__Task to carry out__: Across the listing below, count the lines that mention the string "creation". Reply with the figure only.

__Input rows__:
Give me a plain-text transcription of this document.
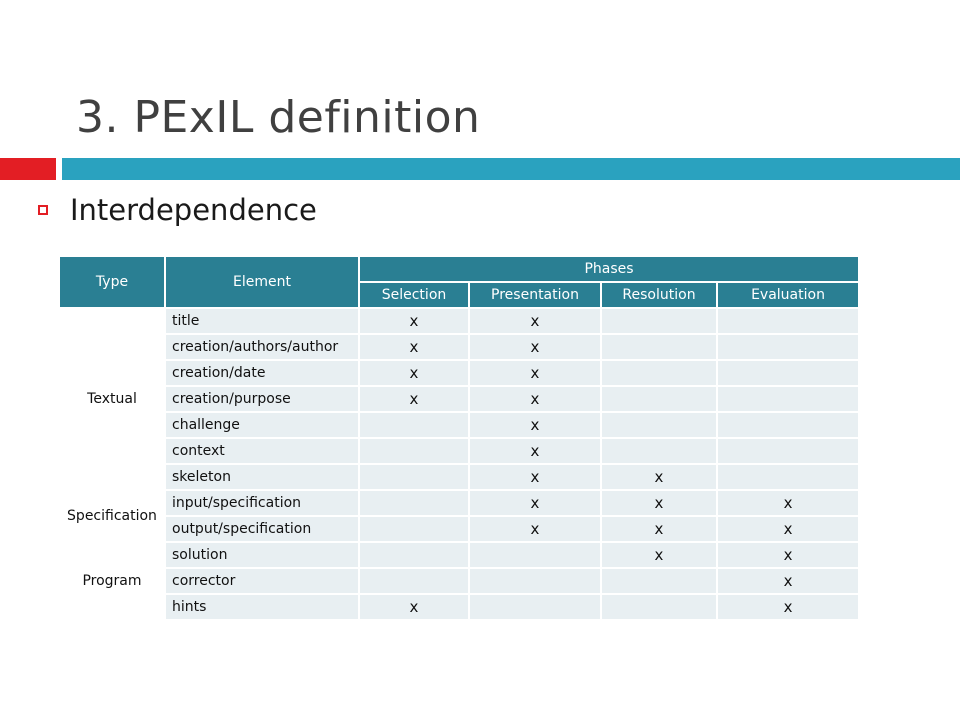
3. PExIL definition
Interdependence
Type	Element	Phases			
		Selection	Presentation	Resolution	Evaluation
Textual	title	x	x		
	creation/authors/author	x	x		
	creation/date	x	x		
	creation/purpose	x	x		
	challenge		x		
	context		x		
	skeleton		x	x	
Specification	input/specification		x	x	x
	output/specification		x	x	x
Program	solution			x	x
	corrector				x
	hints	x			x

__Correct response__: 3